- [Given entries]
++++++
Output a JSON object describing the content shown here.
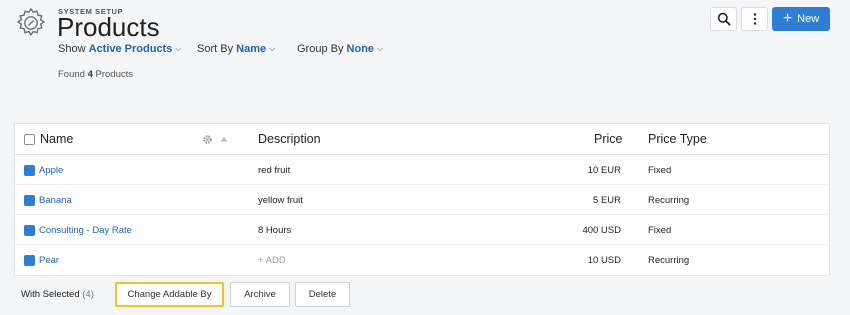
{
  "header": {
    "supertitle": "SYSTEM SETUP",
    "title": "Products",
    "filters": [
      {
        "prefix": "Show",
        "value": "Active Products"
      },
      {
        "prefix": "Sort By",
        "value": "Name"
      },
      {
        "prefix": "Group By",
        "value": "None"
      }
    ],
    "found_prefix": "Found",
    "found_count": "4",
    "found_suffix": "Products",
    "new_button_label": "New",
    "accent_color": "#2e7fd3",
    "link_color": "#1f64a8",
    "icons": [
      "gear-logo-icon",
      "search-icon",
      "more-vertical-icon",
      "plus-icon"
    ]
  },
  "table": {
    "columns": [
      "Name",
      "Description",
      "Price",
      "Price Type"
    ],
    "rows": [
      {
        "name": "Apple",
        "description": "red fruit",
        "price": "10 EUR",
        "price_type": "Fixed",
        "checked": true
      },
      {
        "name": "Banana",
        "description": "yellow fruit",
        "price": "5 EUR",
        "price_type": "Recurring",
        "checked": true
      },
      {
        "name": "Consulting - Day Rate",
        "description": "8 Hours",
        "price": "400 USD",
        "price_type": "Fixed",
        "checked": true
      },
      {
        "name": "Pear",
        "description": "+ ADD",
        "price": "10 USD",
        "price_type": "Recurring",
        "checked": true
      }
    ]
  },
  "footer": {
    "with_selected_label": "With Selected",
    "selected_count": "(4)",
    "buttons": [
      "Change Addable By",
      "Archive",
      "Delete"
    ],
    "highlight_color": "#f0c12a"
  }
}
++++++
- [Required work] Copy out all of the material exactly as written, without its pictures.

- [Completed exercise]
Output a JSON object describing the content shown here.
{
  "header": {
    "supertitle": "SYSTEM SETUP",
    "title": "Products",
    "filters": [
      {
        "prefix": "Show",
        "value": "Active Products"
      },
      {
        "prefix": "Sort By",
        "value": "Name"
      },
      {
        "prefix": "Group By",
        "value": "None"
      }
    ],
    "found_prefix": "Found",
    "found_count": "4",
    "found_suffix": "Products",
    "new_button_label": "New",
    "accent_color": "#2e7fd3",
    "link_color": "#1f64a8",
    "icons": [
      "gear-logo-icon",
      "search-icon",
      "more-vertical-icon",
      "plus-icon"
    ]
  },
  "table": {
    "columns": [
      "Name",
      "Description",
      "Price",
      "Price Type"
    ],
    "rows": [
      {
        "name": "Apple",
        "description": "red fruit",
        "price": "10 EUR",
        "price_type": "Fixed",
        "checked": true
      },
      {
        "name": "Banana",
        "description": "yellow fruit",
        "price": "5 EUR",
        "price_type": "Recurring",
        "checked": true
      },
      {
        "name": "Consulting - Day Rate",
        "description": "8 Hours",
        "price": "400 USD",
        "price_type": "Fixed",
        "checked": true
      },
      {
        "name": "Pear",
        "description": "+ ADD",
        "price": "10 USD",
        "price_type": "Recurring",
        "checked": true
      }
    ]
  },
  "footer": {
    "with_selected_label": "With Selected",
    "selected_count": "(4)",
    "buttons": [
      "Change Addable By",
      "Archive",
      "Delete"
    ],
    "highlight_color": "#f0c12a"
  }
}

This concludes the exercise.